#### DATA PROVIDED

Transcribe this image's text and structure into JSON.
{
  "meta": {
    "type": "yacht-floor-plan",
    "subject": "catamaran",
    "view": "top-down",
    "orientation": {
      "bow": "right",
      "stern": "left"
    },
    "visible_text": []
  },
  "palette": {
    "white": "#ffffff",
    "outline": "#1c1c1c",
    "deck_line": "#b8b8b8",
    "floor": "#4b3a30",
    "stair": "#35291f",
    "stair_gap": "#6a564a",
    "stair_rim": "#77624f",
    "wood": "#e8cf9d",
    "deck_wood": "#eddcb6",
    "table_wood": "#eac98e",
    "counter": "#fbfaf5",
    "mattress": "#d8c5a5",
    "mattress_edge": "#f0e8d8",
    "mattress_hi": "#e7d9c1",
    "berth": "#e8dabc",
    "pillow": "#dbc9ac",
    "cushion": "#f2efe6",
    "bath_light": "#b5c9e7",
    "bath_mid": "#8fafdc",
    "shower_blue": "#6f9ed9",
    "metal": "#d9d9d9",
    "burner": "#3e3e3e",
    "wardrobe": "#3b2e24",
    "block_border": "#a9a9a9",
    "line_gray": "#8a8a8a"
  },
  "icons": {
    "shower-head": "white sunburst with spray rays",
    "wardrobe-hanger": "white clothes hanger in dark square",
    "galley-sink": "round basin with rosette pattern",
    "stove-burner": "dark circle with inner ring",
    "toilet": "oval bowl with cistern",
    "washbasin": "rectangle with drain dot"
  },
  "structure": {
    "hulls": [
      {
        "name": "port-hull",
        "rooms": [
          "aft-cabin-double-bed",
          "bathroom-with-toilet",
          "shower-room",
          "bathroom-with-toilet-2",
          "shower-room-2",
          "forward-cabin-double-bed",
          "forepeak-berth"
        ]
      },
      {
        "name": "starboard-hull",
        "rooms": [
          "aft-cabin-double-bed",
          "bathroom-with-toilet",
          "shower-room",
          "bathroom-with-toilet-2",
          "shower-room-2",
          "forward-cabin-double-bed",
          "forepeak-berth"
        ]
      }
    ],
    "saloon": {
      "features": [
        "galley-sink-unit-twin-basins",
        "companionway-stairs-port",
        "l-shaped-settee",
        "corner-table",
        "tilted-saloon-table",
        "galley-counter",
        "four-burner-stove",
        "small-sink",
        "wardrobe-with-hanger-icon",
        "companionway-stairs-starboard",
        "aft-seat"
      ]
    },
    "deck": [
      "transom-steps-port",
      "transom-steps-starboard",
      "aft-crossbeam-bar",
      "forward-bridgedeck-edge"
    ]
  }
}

########

■ EXERCISE DIRECTIONS ■
Reproduce each line of the entries in which the word "structure" is found.

■ CORRECT RESPONSE ■
Transcribe this image's text and structure into JSON.
  "structure": {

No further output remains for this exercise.